§ Your instructions
From the entries that follow, pick out all lines holding "JSON".

[Collection entries]
====
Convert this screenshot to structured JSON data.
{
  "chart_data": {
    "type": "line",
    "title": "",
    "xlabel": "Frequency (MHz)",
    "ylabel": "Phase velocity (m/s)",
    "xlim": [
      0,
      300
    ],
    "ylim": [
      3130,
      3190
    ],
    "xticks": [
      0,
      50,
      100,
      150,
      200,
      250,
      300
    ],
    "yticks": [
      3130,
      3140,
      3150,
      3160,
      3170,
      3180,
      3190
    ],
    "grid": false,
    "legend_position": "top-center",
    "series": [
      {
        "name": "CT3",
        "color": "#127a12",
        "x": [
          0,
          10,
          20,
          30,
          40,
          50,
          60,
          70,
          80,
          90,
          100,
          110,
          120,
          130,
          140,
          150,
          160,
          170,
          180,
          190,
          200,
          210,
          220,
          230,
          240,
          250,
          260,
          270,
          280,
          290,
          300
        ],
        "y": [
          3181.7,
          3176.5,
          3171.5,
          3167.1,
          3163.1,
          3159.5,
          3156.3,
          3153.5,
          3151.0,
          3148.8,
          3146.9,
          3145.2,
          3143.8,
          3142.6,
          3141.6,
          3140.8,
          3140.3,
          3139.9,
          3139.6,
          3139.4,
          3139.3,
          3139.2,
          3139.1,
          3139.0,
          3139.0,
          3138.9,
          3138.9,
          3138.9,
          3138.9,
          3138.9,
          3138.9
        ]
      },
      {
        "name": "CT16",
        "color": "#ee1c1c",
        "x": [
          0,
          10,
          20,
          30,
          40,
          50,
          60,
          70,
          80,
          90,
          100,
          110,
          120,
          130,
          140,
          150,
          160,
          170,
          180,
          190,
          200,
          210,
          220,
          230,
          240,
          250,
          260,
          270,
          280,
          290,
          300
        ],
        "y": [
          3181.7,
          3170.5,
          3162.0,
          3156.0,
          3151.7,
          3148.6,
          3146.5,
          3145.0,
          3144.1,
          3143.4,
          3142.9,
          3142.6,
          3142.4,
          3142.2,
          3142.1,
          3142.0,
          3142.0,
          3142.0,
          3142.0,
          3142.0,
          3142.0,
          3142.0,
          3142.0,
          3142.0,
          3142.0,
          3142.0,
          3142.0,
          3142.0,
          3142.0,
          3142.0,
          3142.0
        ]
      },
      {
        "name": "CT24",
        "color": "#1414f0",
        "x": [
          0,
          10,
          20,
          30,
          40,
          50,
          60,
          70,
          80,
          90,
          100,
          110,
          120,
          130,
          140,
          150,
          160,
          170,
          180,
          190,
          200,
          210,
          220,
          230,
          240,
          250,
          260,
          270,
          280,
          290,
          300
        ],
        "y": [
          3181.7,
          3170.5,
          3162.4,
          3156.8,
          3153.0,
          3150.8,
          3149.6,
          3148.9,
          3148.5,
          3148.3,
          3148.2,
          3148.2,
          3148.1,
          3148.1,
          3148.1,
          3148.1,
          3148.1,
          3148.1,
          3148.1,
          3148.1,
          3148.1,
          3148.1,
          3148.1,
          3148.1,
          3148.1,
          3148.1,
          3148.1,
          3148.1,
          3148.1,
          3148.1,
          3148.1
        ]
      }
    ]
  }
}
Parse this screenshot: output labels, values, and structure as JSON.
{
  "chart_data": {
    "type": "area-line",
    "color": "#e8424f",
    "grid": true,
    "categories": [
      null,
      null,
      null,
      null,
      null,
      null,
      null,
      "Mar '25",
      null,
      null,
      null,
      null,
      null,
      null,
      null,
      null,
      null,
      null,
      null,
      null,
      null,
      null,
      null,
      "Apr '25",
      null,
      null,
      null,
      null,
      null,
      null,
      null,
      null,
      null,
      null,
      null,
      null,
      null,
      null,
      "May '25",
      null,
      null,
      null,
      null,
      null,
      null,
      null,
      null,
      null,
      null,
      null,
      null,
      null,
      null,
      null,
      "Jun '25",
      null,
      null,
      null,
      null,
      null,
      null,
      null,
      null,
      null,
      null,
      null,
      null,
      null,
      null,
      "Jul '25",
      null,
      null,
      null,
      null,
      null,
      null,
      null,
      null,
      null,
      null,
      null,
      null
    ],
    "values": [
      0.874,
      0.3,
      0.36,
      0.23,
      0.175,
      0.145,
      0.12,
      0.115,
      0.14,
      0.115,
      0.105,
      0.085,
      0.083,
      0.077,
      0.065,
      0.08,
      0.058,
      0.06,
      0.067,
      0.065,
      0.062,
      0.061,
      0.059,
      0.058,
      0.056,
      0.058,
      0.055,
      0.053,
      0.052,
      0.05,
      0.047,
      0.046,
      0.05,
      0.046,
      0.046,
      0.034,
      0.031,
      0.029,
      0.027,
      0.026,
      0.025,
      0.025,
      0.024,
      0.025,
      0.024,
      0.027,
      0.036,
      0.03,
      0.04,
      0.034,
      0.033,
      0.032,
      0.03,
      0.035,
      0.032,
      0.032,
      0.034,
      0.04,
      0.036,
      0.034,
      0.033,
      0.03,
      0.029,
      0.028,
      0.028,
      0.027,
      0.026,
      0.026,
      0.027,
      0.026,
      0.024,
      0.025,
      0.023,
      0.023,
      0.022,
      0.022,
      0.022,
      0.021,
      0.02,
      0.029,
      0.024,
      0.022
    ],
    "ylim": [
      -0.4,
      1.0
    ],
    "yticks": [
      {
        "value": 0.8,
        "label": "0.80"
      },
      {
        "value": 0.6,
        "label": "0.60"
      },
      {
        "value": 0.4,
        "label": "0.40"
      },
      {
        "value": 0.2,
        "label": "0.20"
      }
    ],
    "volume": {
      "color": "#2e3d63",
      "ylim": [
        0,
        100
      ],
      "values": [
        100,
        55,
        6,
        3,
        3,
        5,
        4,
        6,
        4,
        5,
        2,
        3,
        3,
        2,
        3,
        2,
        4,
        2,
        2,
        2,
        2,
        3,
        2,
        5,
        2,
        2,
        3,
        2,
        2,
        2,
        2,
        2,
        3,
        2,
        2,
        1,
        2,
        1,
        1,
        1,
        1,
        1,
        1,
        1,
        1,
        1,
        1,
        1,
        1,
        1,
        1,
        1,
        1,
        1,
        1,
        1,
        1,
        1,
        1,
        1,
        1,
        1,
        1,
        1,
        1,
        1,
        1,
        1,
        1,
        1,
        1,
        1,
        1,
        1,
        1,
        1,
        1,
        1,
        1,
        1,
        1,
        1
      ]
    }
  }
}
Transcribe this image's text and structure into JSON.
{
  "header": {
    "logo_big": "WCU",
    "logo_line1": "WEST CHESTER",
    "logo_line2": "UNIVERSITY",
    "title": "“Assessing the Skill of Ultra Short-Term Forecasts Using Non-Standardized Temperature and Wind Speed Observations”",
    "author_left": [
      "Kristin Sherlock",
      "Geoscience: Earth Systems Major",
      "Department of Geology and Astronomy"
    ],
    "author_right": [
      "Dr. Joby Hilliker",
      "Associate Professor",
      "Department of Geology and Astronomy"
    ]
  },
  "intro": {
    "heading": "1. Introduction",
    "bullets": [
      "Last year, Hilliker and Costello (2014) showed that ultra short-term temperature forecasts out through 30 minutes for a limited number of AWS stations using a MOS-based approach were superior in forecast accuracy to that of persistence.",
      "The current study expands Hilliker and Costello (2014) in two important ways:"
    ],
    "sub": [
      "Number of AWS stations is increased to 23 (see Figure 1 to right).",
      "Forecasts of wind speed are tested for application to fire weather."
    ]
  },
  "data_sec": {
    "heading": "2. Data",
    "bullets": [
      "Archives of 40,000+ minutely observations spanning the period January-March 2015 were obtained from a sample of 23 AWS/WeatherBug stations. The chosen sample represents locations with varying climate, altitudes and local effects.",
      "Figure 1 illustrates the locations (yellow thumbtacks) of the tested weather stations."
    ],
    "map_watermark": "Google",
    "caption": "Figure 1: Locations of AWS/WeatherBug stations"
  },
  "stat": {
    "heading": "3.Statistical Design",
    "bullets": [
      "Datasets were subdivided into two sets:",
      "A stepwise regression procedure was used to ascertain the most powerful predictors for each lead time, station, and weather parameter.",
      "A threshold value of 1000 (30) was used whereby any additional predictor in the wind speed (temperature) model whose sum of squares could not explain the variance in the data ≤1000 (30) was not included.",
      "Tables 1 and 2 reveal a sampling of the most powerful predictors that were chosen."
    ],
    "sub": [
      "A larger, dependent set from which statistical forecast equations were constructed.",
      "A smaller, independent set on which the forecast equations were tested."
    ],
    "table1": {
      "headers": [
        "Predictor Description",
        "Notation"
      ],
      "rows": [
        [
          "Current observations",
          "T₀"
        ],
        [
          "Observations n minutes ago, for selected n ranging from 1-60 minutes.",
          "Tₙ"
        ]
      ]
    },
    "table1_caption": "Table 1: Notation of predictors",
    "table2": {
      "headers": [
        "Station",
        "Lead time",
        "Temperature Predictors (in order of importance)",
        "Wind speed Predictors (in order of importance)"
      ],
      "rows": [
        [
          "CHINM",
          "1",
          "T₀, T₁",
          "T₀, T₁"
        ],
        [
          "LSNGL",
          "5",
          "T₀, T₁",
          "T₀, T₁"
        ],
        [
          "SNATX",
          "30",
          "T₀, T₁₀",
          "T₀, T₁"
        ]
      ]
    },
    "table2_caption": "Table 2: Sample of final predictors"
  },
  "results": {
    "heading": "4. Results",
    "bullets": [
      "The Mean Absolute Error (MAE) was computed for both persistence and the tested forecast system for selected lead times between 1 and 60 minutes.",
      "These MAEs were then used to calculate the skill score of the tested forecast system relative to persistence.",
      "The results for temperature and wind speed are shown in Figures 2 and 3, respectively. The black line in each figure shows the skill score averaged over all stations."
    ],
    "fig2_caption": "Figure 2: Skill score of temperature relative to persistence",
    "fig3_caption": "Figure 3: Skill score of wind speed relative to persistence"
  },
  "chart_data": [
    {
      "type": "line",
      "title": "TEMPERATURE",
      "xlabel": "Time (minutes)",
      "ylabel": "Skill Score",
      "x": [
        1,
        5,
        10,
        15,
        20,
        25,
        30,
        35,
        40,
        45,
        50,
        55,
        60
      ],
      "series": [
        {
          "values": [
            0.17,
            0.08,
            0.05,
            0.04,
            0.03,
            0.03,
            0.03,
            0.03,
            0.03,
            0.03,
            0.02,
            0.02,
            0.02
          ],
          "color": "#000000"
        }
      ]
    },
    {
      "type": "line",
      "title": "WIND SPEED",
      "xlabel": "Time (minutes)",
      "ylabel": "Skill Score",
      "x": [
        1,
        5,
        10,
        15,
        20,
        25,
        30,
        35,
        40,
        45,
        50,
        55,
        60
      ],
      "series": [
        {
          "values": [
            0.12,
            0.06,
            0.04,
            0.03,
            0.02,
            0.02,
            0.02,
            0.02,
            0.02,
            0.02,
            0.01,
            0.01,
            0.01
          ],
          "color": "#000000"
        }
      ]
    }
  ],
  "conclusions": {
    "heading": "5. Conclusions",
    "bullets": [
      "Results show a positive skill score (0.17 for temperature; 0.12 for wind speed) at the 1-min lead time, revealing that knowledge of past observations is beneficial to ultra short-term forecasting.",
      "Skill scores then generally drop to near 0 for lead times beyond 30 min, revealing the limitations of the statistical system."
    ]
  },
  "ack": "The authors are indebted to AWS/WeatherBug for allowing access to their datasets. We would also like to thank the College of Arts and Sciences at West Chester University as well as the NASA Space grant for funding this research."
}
====
§ Output for this exercise
Convert this screenshot to structured JSON data.
Parse this screenshot: output labels, values, and structure as JSON.
Transcribe this image's text and structure into JSON.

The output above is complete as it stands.